__WRITTEN REQUEST__.
In the entries that follow, find the word "Spot" and report each line it is on.

__LISTED RECORDS__.
---*---

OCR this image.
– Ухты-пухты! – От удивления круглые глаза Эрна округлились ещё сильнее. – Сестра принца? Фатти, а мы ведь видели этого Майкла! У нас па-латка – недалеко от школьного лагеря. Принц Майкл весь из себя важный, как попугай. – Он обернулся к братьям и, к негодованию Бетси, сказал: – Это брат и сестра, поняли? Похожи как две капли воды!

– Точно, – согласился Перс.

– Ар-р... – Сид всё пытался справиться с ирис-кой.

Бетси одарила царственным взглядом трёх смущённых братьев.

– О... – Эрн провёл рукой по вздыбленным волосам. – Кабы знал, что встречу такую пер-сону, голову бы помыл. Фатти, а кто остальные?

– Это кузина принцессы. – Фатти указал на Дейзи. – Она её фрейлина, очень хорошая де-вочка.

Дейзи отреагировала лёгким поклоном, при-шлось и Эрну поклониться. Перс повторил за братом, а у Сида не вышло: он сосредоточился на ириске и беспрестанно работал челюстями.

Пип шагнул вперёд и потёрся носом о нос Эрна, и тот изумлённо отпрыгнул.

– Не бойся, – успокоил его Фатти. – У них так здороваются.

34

---*---

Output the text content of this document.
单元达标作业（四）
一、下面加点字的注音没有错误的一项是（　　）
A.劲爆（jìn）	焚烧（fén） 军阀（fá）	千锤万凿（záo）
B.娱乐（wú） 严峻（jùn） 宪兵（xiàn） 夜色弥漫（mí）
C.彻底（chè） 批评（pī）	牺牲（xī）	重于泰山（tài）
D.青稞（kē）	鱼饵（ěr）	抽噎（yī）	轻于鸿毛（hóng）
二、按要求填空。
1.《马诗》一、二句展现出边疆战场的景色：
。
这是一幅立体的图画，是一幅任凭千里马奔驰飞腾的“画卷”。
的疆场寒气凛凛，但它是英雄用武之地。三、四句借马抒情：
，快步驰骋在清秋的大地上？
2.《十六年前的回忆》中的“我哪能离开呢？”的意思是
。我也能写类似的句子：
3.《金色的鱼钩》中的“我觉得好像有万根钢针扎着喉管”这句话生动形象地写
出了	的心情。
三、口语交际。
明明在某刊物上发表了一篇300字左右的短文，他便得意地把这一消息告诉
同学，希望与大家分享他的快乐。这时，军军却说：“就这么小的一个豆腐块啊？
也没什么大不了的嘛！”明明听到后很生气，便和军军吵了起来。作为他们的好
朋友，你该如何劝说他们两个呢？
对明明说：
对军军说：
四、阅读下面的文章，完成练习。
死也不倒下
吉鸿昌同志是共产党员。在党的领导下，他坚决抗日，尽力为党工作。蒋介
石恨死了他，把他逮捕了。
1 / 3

---*---

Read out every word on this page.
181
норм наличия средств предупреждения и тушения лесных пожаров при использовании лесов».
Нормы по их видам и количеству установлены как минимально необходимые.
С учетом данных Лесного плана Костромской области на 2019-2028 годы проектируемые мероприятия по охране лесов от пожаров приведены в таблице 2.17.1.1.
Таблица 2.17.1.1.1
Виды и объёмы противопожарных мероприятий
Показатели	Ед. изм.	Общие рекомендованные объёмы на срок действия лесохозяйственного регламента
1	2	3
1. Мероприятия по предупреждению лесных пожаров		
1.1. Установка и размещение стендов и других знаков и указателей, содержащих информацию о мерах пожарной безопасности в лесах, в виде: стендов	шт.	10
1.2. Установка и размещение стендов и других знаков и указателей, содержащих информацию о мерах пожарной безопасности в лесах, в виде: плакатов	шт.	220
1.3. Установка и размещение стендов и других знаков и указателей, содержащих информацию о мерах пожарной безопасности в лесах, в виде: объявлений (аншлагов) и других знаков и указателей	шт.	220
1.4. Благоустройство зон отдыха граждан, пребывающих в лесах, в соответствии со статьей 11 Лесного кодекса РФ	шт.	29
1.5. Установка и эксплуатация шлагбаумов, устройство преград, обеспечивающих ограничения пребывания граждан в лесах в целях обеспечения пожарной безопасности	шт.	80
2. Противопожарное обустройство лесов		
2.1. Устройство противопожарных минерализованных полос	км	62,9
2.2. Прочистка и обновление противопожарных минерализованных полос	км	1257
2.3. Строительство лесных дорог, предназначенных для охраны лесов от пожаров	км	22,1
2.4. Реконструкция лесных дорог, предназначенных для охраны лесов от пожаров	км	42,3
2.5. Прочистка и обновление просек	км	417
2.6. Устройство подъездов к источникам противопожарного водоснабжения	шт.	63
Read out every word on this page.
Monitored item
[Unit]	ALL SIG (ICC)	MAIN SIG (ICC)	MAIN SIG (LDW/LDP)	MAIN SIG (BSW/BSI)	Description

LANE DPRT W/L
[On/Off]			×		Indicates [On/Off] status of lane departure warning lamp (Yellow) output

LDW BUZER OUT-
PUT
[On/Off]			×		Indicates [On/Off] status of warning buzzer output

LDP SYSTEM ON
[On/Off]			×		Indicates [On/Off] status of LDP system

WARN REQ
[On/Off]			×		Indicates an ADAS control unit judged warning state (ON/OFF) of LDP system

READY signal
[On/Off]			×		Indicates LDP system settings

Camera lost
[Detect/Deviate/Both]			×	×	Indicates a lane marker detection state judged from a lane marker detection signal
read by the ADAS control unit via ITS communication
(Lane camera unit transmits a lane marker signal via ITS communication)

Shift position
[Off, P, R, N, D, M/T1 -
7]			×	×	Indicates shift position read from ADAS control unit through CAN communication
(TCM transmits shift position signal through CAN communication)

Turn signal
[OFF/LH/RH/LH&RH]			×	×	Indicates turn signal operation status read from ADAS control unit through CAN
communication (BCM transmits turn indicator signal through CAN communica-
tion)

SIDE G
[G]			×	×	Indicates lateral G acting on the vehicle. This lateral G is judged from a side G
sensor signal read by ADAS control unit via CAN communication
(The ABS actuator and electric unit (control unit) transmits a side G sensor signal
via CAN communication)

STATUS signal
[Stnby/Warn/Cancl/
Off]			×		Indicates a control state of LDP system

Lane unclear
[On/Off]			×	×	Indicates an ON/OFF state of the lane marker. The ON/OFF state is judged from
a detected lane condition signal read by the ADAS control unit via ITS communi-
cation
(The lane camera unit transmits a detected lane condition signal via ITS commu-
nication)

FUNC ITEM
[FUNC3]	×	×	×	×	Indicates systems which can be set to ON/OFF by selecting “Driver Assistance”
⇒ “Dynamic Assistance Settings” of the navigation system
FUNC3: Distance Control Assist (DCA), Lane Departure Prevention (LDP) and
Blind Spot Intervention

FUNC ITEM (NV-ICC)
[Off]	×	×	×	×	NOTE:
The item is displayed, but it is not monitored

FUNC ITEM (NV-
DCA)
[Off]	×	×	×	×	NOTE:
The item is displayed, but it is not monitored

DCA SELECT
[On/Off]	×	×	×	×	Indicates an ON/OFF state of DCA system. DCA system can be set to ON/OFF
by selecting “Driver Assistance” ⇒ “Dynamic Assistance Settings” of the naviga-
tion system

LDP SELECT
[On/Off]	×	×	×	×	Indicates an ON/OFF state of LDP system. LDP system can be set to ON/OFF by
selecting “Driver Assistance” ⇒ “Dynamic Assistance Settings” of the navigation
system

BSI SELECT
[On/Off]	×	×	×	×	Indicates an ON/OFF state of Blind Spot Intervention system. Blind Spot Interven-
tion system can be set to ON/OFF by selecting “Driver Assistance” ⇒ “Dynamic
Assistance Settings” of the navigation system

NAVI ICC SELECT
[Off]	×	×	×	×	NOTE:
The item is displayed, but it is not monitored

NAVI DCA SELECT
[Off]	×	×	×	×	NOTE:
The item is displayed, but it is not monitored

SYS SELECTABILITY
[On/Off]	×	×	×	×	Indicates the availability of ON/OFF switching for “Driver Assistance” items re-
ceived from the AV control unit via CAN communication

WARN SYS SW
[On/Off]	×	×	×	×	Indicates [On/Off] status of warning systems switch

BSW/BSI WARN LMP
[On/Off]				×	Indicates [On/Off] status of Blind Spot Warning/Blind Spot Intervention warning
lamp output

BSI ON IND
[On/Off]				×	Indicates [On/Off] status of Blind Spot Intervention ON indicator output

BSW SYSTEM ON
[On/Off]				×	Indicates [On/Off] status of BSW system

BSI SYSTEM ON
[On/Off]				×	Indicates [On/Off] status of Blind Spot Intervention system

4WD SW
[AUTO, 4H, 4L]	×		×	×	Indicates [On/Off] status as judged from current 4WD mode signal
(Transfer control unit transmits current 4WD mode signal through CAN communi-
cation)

---*---

__EXERCISE RESPONSE__.
Blind Spot Intervention
[On/Off]	×	×	×	×	Indicates an ON/OFF state of Blind Spot Intervention system. Blind Spot Interven-
[On/Off]				×	Indicates [On/Off] status of Blind Spot Warning/Blind Spot Intervention warning
[On/Off]				×	Indicates [On/Off] status of Blind Spot Intervention ON indicator output
[On/Off]				×	Indicates [On/Off] status of Blind Spot Intervention system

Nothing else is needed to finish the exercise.